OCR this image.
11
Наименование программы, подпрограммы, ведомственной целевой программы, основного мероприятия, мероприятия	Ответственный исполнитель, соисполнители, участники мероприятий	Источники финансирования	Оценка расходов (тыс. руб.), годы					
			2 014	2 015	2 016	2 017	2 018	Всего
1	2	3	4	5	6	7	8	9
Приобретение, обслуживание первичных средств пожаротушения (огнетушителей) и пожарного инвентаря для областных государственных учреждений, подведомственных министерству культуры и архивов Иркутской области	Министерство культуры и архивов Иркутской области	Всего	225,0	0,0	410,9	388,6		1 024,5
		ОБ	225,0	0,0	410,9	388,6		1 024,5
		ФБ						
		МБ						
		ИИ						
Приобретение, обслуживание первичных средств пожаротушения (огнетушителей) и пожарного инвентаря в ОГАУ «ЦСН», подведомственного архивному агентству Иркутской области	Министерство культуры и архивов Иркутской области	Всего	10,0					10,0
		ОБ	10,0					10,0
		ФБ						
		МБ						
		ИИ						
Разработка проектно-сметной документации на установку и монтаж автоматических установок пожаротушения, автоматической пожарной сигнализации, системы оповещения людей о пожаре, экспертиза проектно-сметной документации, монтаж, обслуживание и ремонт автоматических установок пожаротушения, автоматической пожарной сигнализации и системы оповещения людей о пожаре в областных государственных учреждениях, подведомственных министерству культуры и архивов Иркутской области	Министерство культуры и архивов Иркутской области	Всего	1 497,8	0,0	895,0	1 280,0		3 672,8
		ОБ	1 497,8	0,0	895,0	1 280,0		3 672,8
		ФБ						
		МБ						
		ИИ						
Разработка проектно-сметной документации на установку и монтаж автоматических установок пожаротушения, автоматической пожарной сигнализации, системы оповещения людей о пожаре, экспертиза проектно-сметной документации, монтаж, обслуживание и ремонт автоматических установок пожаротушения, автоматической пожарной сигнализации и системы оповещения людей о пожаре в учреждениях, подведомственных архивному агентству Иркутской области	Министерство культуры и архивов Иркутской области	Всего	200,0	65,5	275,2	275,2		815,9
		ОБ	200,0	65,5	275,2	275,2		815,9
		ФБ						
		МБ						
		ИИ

OBJECTIVE: Find every line in the records above that contains the word "системы", and copy each one.

PROBLEM SOLUTION:
Разработка проектно-сметной документации на установку и монтаж автоматических установок пожаротушения, автоматической пожарной сигнализации, системы оповещения людей о пожаре, экспертиза проектно-сметной документации, монтаж, обслуживание и ремонт автоматических установок пожаротушения, автоматической пожарной сигнализации и системы оповещения людей о пожаре в областных государственных учреждениях, подведомственных министерству культуры и архивов Иркутской области	Министерство культуры и архивов Иркутской области	Всего	1 497,8	0,0	895,0	1 280,0		3 672,8
Разработка проектно-сметной документации на установку и монтаж автоматических установок пожаротушения, автоматической пожарной сигнализации, системы оповещения людей о пожаре, экспертиза проектно-сметной документации, монтаж, обслуживание и ремонт автоматических установок пожаротушения, автоматической пожарной сигнализации и системы оповещения людей о пожаре в учреждениях, подведомственных архивному агентству Иркутской области	Министерство культуры и архивов Иркутской области	Всего	200,0	65,5	275,2	275,2		815,9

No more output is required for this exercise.